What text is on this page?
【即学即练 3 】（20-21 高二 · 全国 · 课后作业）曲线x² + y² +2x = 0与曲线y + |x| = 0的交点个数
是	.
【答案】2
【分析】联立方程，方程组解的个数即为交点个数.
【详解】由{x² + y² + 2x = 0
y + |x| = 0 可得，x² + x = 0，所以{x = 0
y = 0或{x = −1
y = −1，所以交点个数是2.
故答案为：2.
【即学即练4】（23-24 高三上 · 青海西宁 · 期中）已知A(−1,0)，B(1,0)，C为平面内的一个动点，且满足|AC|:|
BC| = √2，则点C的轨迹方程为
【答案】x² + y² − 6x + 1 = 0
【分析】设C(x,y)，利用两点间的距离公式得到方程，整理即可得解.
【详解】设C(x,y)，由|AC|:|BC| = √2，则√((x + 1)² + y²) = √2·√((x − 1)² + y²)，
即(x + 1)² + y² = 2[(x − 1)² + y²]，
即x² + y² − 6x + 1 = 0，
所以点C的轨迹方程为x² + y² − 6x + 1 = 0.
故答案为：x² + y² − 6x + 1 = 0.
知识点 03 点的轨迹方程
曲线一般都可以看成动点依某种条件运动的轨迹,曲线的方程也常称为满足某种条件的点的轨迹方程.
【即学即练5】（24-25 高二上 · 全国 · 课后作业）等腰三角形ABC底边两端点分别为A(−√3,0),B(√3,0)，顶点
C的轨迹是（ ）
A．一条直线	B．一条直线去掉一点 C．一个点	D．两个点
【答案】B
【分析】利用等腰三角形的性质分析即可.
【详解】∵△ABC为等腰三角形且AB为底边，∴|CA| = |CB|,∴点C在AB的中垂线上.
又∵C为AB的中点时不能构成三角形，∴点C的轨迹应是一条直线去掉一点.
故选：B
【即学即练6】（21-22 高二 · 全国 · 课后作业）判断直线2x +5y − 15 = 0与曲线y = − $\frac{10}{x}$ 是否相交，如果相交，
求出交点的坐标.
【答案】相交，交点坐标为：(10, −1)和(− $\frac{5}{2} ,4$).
===
### EXERCISE BRIEF
Every entry above should be retyped exactly as shown.

### ANSWER
What text is on this page?
【即学即练 3 】（20-21 高二 · 全国 · 课后作业）曲线x² + y² +2x = 0与曲线y + |x| = 0的交点个数
是	.
【答案】2
【分析】联立方程，方程组解的个数即为交点个数.
【详解】由{x² + y² + 2x = 0
y + |x| = 0 可得，x² + x = 0，所以{x = 0
y = 0或{x = −1
y = −1，所以交点个数是2.
故答案为：2.
【即学即练4】（23-24 高三上 · 青海西宁 · 期中）已知A(−1,0)，B(1,0)，C为平面内的一个动点，且满足|AC|:|
BC| = √2，则点C的轨迹方程为
【答案】x² + y² − 6x + 1 = 0
【分析】设C(x,y)，利用两点间的距离公式得到方程，整理即可得解.
【详解】设C(x,y)，由|AC|:|BC| = √2，则√((x + 1)² + y²) = √2·√((x − 1)² + y²)，
即(x + 1)² + y² = 2[(x − 1)² + y²]，
即x² + y² − 6x + 1 = 0，
所以点C的轨迹方程为x² + y² − 6x + 1 = 0.
故答案为：x² + y² − 6x + 1 = 0.
知识点 03 点的轨迹方程
曲线一般都可以看成动点依某种条件运动的轨迹,曲线的方程也常称为满足某种条件的点的轨迹方程.
【即学即练5】（24-25 高二上 · 全国 · 课后作业）等腰三角形ABC底边两端点分别为A(−√3,0),B(√3,0)，顶点
C的轨迹是（ ）
A．一条直线	B．一条直线去掉一点 C．一个点	D．两个点
【答案】B
【分析】利用等腰三角形的性质分析即可.
【详解】∵△ABC为等腰三角形且AB为底边，∴|CA| = |CB|,∴点C在AB的中垂线上.
又∵C为AB的中点时不能构成三角形，∴点C的轨迹应是一条直线去掉一点.
故选：B
【即学即练6】（21-22 高二 · 全国 · 课后作业）判断直线2x +5y − 15 = 0与曲线y = − $\frac{10}{x}$ 是否相交，如果相交，
求出交点的坐标.
【答案】相交，交点坐标为：(10, −1)和(− $\frac{5}{2} ,4$).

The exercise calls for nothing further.